* **Directive**
Locate every line in the records below that contains the word "不应爆破和泄漏", and copy each one.

Stored dataset items
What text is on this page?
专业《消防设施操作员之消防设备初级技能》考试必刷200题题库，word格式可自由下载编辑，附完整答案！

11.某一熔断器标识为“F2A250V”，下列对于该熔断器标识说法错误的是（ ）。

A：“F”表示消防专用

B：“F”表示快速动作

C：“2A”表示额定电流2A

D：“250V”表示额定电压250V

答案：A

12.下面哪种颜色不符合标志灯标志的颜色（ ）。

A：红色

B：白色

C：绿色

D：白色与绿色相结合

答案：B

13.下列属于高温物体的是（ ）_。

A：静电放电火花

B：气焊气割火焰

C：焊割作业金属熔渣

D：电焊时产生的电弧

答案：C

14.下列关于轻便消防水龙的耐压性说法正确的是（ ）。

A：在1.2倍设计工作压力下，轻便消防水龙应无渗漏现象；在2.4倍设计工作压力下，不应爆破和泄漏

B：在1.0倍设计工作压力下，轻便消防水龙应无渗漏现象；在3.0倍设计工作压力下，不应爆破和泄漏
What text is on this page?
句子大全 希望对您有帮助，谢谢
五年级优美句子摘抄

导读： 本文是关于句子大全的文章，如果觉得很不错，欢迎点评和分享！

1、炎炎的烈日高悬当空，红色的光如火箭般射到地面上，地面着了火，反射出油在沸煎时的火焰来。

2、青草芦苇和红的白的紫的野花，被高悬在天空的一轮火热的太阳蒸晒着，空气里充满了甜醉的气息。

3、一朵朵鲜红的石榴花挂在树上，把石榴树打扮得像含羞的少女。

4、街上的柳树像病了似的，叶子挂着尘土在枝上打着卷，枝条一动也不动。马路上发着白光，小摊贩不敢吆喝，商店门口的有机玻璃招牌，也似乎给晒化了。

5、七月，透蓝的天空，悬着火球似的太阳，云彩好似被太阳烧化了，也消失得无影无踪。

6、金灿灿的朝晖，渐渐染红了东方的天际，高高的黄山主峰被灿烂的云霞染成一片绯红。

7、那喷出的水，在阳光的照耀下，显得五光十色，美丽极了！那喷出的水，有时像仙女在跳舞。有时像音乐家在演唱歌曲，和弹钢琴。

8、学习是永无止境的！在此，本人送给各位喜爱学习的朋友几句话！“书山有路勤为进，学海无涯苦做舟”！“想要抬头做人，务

--

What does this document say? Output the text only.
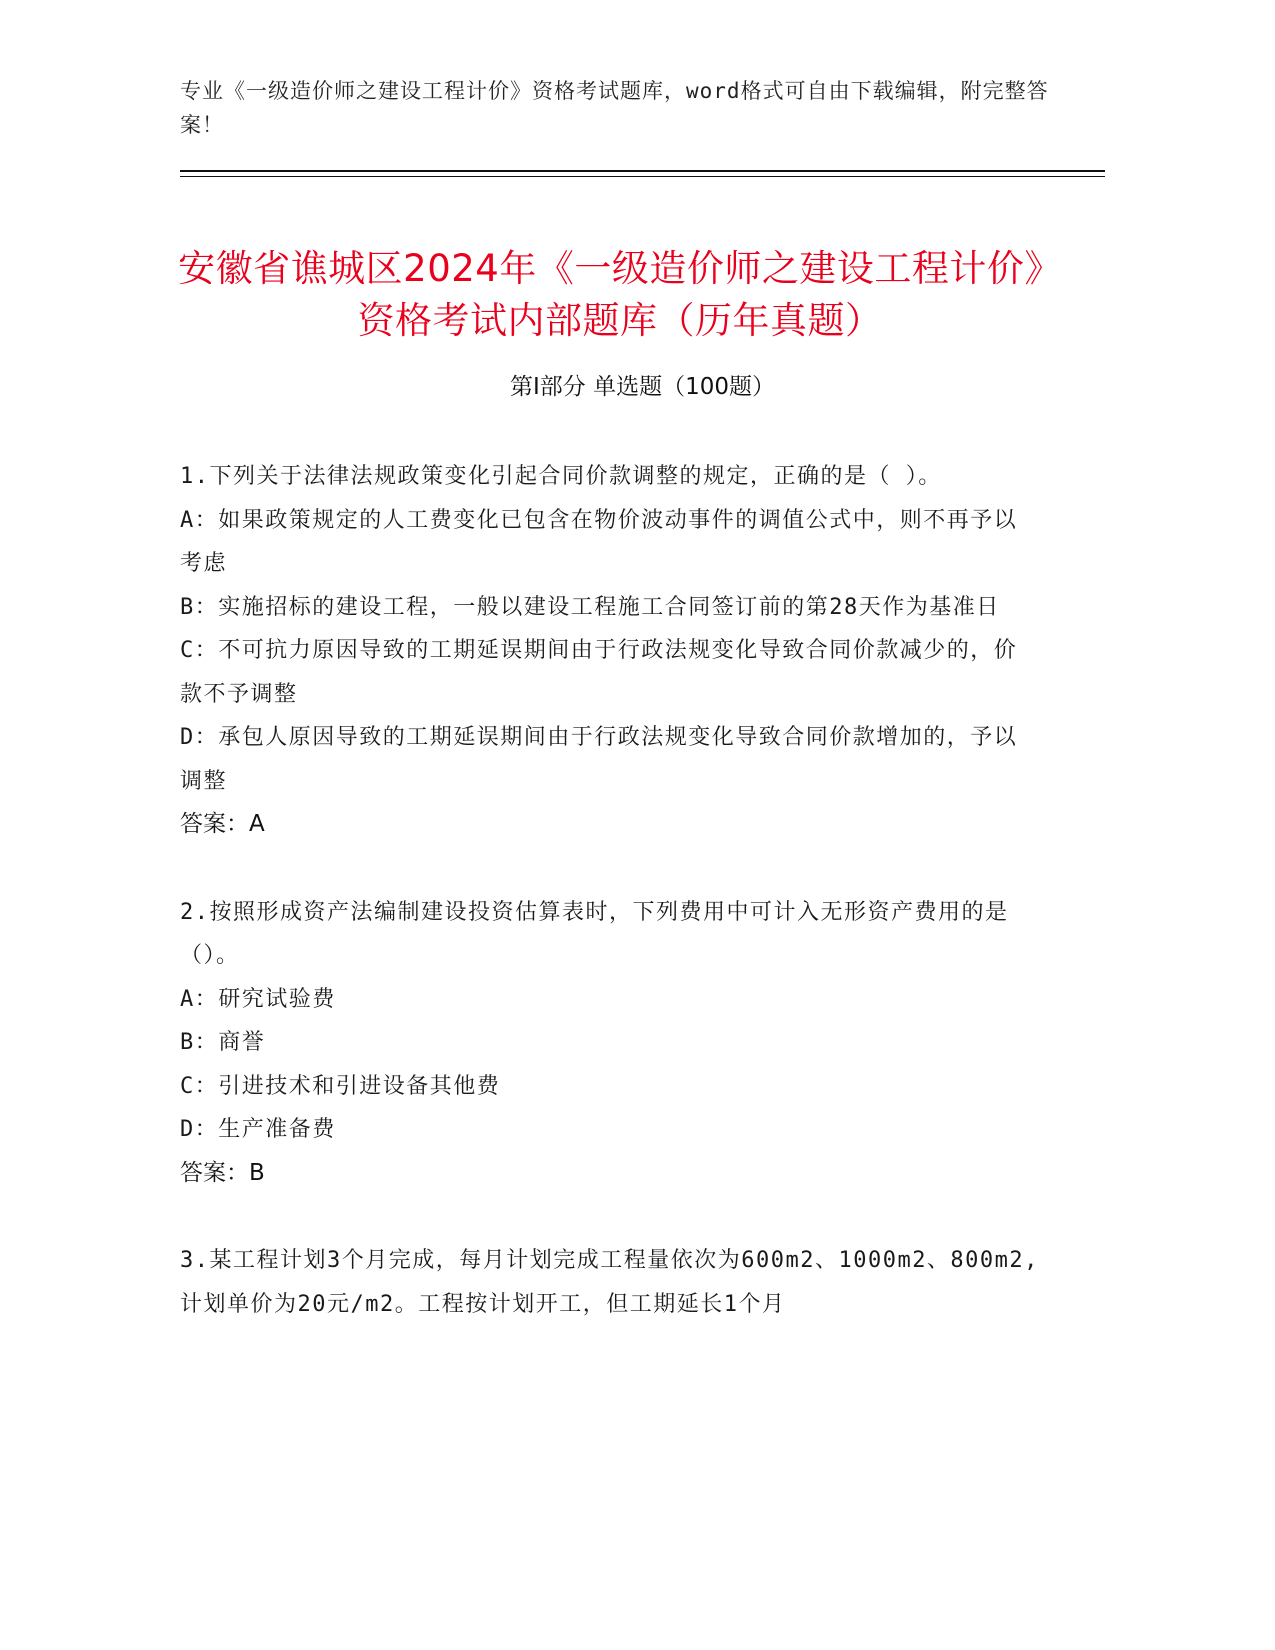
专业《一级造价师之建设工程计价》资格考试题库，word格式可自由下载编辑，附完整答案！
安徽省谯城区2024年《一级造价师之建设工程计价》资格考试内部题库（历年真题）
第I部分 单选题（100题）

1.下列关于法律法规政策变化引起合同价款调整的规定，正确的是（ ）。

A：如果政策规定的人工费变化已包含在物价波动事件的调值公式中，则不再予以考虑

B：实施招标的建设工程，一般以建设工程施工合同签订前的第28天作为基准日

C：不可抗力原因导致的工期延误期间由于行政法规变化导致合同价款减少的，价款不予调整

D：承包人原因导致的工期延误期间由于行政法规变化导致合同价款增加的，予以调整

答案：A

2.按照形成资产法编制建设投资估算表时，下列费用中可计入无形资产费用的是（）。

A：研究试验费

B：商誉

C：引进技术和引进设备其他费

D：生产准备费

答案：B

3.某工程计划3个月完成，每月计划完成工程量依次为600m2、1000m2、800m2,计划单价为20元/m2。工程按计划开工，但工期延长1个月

* **Result of the exercise**
A：在1.2倍设计工作压力下，轻便消防水龙应无渗漏现象；在2.4倍设计工作压力下，不应爆破和泄漏
B：在1.0倍设计工作压力下，轻便消防水龙应无渗漏现象；在3.0倍设计工作压力下，不应爆破和泄漏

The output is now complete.